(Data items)
§
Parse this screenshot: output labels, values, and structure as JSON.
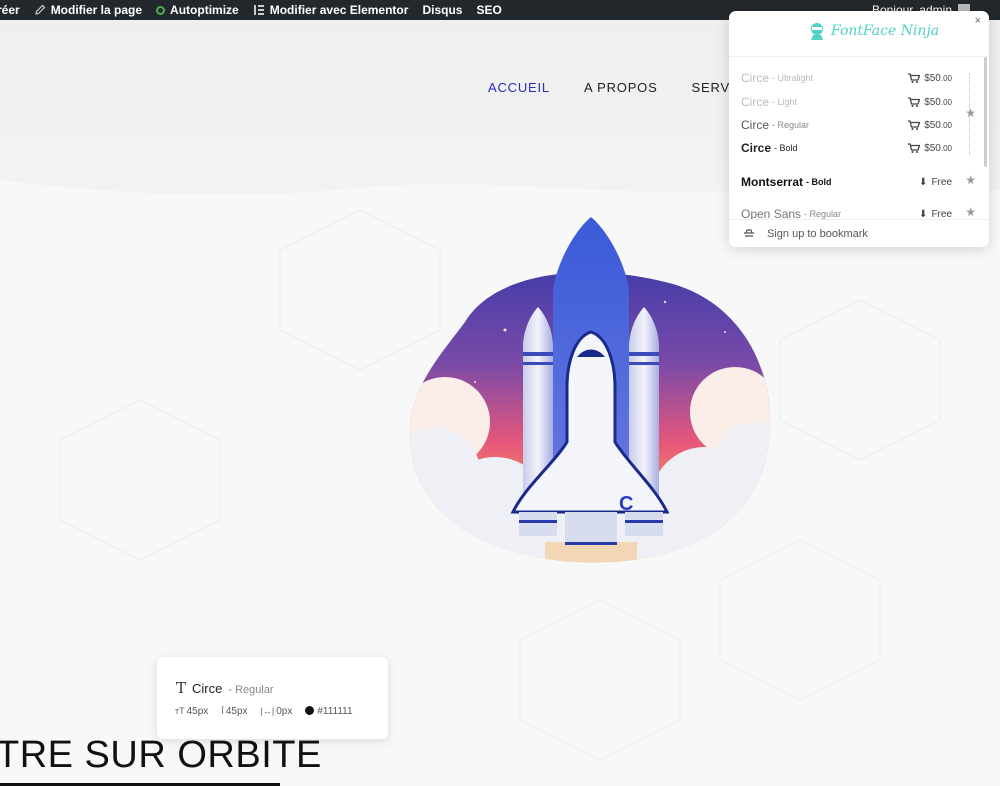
{
  "adminbar": {
    "items": [
      {
        "label": "réer"
      },
      {
        "label": "Modifier la page",
        "icon": "pencil-icon"
      },
      {
        "label": "Autoptimize",
        "icon": "status-ring-icon"
      },
      {
        "label": "Modifier avec Elementor",
        "icon": "elementor-icon"
      },
      {
        "label": "Disqus"
      },
      {
        "label": "SEO"
      }
    ],
    "greeting": "Bonjour, admin"
  },
  "nav": {
    "items": [
      {
        "label": "ACCUEIL",
        "active": true
      },
      {
        "label": "A PROPOS",
        "active": false
      },
      {
        "label": "SERVICES",
        "active": false
      }
    ],
    "active_color": "#2b2bbf"
  },
  "headline": "TRE SUR ORBITE",
  "tooltip": {
    "family": "Circe",
    "weight": "- Regular",
    "font_size": "45px",
    "line_height": "45px",
    "letter_spacing": "0px",
    "color": "#111111"
  },
  "ffn": {
    "logo": "FontFace Ninja",
    "close": "×",
    "fonts": [
      {
        "family": "Circe",
        "weight": "- Ultralight",
        "price": "$50",
        "cents": ".00",
        "kind": "buy",
        "color": "#bbbbbb"
      },
      {
        "family": "Circe",
        "weight": "- Light",
        "price": "$50",
        "cents": ".00",
        "kind": "buy",
        "color": "#bbbbbb"
      },
      {
        "family": "Circe",
        "weight": "- Regular",
        "price": "$50",
        "cents": ".00",
        "kind": "buy",
        "color": "#555555"
      },
      {
        "family": "Circe",
        "weight": "- Bold",
        "price": "$50",
        "cents": ".00",
        "kind": "buy",
        "color": "#222222"
      },
      {
        "family": "Montserrat",
        "weight": "- Bold",
        "price": "Free",
        "cents": "",
        "kind": "free",
        "color": "#111111"
      },
      {
        "family": "Open Sans",
        "weight": "- Regular",
        "price": "Free",
        "cents": "",
        "kind": "free",
        "color": "#777777"
      }
    ],
    "footer": "Sign up to bookmark",
    "accent": "#4fd1c5"
  }
}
§
* **Task instructions**
Set the listing down in full and exactly. Pictures within it should not appear in the copy.

* **Answer to this exercise**
Parse this screenshot: output labels, values, and structure as JSON.
{
  "adminbar": {
    "items": [
      {
        "label": "réer"
      },
      {
        "label": "Modifier la page",
        "icon": "pencil-icon"
      },
      {
        "label": "Autoptimize",
        "icon": "status-ring-icon"
      },
      {
        "label": "Modifier avec Elementor",
        "icon": "elementor-icon"
      },
      {
        "label": "Disqus"
      },
      {
        "label": "SEO"
      }
    ],
    "greeting": "Bonjour, admin"
  },
  "nav": {
    "items": [
      {
        "label": "ACCUEIL",
        "active": true
      },
      {
        "label": "A PROPOS",
        "active": false
      },
      {
        "label": "SERVICES",
        "active": false
      }
    ],
    "active_color": "#2b2bbf"
  },
  "headline": "TRE SUR ORBITE",
  "tooltip": {
    "family": "Circe",
    "weight": "- Regular",
    "font_size": "45px",
    "line_height": "45px",
    "letter_spacing": "0px",
    "color": "#111111"
  },
  "ffn": {
    "logo": "FontFace Ninja",
    "close": "×",
    "fonts": [
      {
        "family": "Circe",
        "weight": "- Ultralight",
        "price": "$50",
        "cents": ".00",
        "kind": "buy",
        "color": "#bbbbbb"
      },
      {
        "family": "Circe",
        "weight": "- Light",
        "price": "$50",
        "cents": ".00",
        "kind": "buy",
        "color": "#bbbbbb"
      },
      {
        "family": "Circe",
        "weight": "- Regular",
        "price": "$50",
        "cents": ".00",
        "kind": "buy",
        "color": "#555555"
      },
      {
        "family": "Circe",
        "weight": "- Bold",
        "price": "$50",
        "cents": ".00",
        "kind": "buy",
        "color": "#222222"
      },
      {
        "family": "Montserrat",
        "weight": "- Bold",
        "price": "Free",
        "cents": "",
        "kind": "free",
        "color": "#111111"
      },
      {
        "family": "Open Sans",
        "weight": "- Regular",
        "price": "Free",
        "cents": "",
        "kind": "free",
        "color": "#777777"
      }
    ],
    "footer": "Sign up to bookmark",
    "accent": "#4fd1c5"
  }
}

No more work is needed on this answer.